## Goal
Transcribe every line of the listing below without any deviation.

## Provided data
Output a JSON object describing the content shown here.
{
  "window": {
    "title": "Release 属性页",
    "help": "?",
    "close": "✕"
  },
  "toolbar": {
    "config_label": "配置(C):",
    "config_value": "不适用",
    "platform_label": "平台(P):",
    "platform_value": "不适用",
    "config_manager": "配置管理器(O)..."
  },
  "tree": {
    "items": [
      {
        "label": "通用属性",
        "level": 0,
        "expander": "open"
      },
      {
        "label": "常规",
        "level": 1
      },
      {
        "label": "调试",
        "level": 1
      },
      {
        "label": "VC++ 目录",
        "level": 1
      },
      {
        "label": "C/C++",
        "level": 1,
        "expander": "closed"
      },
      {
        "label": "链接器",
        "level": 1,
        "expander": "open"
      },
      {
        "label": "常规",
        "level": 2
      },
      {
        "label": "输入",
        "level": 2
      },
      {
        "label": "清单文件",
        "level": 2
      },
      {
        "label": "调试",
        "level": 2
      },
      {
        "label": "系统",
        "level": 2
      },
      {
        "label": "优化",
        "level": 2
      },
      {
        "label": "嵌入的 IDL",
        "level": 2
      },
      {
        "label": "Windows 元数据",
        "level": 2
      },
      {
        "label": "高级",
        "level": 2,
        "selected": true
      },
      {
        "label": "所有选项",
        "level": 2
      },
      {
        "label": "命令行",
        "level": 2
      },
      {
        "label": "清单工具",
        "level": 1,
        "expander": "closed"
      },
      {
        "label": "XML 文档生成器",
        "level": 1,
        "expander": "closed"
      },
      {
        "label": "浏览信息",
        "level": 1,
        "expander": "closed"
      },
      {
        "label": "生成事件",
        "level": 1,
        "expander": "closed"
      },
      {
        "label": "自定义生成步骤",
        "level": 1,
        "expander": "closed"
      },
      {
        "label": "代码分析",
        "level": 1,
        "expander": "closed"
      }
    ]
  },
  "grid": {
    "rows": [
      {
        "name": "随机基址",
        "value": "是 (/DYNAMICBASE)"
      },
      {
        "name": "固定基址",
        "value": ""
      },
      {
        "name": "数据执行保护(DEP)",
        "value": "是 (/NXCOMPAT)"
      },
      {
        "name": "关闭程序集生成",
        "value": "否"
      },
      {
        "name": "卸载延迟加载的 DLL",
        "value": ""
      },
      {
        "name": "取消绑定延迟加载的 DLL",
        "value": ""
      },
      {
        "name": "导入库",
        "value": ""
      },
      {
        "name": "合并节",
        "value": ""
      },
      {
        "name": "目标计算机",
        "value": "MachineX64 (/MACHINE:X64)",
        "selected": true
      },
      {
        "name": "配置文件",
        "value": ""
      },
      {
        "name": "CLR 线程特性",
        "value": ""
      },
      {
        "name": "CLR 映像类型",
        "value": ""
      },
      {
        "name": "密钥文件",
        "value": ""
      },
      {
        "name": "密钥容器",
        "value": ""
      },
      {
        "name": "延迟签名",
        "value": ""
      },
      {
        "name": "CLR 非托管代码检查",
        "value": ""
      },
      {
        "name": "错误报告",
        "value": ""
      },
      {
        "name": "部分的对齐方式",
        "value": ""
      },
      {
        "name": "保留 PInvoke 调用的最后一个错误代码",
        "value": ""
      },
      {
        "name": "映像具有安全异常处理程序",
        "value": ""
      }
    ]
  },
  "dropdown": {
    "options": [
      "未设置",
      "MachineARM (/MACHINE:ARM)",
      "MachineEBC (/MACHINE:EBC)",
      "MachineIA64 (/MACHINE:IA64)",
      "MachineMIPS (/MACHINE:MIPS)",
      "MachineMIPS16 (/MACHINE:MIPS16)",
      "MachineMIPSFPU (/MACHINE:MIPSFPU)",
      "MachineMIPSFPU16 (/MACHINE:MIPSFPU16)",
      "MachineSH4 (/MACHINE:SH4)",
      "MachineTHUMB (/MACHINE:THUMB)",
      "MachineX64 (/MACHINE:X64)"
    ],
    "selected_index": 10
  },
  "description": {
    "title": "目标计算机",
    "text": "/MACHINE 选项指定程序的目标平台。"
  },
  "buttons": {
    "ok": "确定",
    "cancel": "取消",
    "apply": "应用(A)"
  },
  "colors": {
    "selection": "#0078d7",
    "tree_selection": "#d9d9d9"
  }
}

## Exercise response
Output a JSON object describing the content shown here.
{
  "window": {
    "title": "Release 属性页",
    "help": "?",
    "close": "✕"
  },
  "toolbar": {
    "config_label": "配置(C):",
    "config_value": "不适用",
    "platform_label": "平台(P):",
    "platform_value": "不适用",
    "config_manager": "配置管理器(O)..."
  },
  "tree": {
    "items": [
      {
        "label": "通用属性",
        "level": 0,
        "expander": "open"
      },
      {
        "label": "常规",
        "level": 1
      },
      {
        "label": "调试",
        "level": 1
      },
      {
        "label": "VC++ 目录",
        "level": 1
      },
      {
        "label": "C/C++",
        "level": 1,
        "expander": "closed"
      },
      {
        "label": "链接器",
        "level": 1,
        "expander": "open"
      },
      {
        "label": "常规",
        "level": 2
      },
      {
        "label": "输入",
        "level": 2
      },
      {
        "label": "清单文件",
        "level": 2
      },
      {
        "label": "调试",
        "level": 2
      },
      {
        "label": "系统",
        "level": 2
      },
      {
        "label": "优化",
        "level": 2
      },
      {
        "label": "嵌入的 IDL",
        "level": 2
      },
      {
        "label": "Windows 元数据",
        "level": 2
      },
      {
        "label": "高级",
        "level": 2,
        "selected": true
      },
      {
        "label": "所有选项",
        "level": 2
      },
      {
        "label": "命令行",
        "level": 2
      },
      {
        "label": "清单工具",
        "level": 1,
        "expander": "closed"
      },
      {
        "label": "XML 文档生成器",
        "level": 1,
        "expander": "closed"
      },
      {
        "label": "浏览信息",
        "level": 1,
        "expander": "closed"
      },
      {
        "label": "生成事件",
        "level": 1,
        "expander": "closed"
      },
      {
        "label": "自定义生成步骤",
        "level": 1,
        "expander": "closed"
      },
      {
        "label": "代码分析",
        "level": 1,
        "expander": "closed"
      }
    ]
  },
  "grid": {
    "rows": [
      {
        "name": "随机基址",
        "value": "是 (/DYNAMICBASE)"
      },
      {
        "name": "固定基址",
        "value": ""
      },
      {
        "name": "数据执行保护(DEP)",
        "value": "是 (/NXCOMPAT)"
      },
      {
        "name": "关闭程序集生成",
        "value": "否"
      },
      {
        "name": "卸载延迟加载的 DLL",
        "value": ""
      },
      {
        "name": "取消绑定延迟加载的 DLL",
        "value": ""
      },
      {
        "name": "导入库",
        "value": ""
      },
      {
        "name": "合并节",
        "value": ""
      },
      {
        "name": "目标计算机",
        "value": "MachineX64 (/MACHINE:X64)",
        "selected": true
      },
      {
        "name": "配置文件",
        "value": ""
      },
      {
        "name": "CLR 线程特性",
        "value": ""
      },
      {
        "name": "CLR 映像类型",
        "value": ""
      },
      {
        "name": "密钥文件",
        "value": ""
      },
      {
        "name": "密钥容器",
        "value": ""
      },
      {
        "name": "延迟签名",
        "value": ""
      },
      {
        "name": "CLR 非托管代码检查",
        "value": ""
      },
      {
        "name": "错误报告",
        "value": ""
      },
      {
        "name": "部分的对齐方式",
        "value": ""
      },
      {
        "name": "保留 PInvoke 调用的最后一个错误代码",
        "value": ""
      },
      {
        "name": "映像具有安全异常处理程序",
        "value": ""
      }
    ]
  },
  "dropdown": {
    "options": [
      "未设置",
      "MachineARM (/MACHINE:ARM)",
      "MachineEBC (/MACHINE:EBC)",
      "MachineIA64 (/MACHINE:IA64)",
      "MachineMIPS (/MACHINE:MIPS)",
      "MachineMIPS16 (/MACHINE:MIPS16)",
      "MachineMIPSFPU (/MACHINE:MIPSFPU)",
      "MachineMIPSFPU16 (/MACHINE:MIPSFPU16)",
      "MachineSH4 (/MACHINE:SH4)",
      "MachineTHUMB (/MACHINE:THUMB)",
      "MachineX64 (/MACHINE:X64)"
    ],
    "selected_index": 10
  },
  "description": {
    "title": "目标计算机",
    "text": "/MACHINE 选项指定程序的目标平台。"
  },
  "buttons": {
    "ok": "确定",
    "cancel": "取消",
    "apply": "应用(A)"
  },
  "colors": {
    "selection": "#0078d7",
    "tree_selection": "#d9d9d9"
  }
}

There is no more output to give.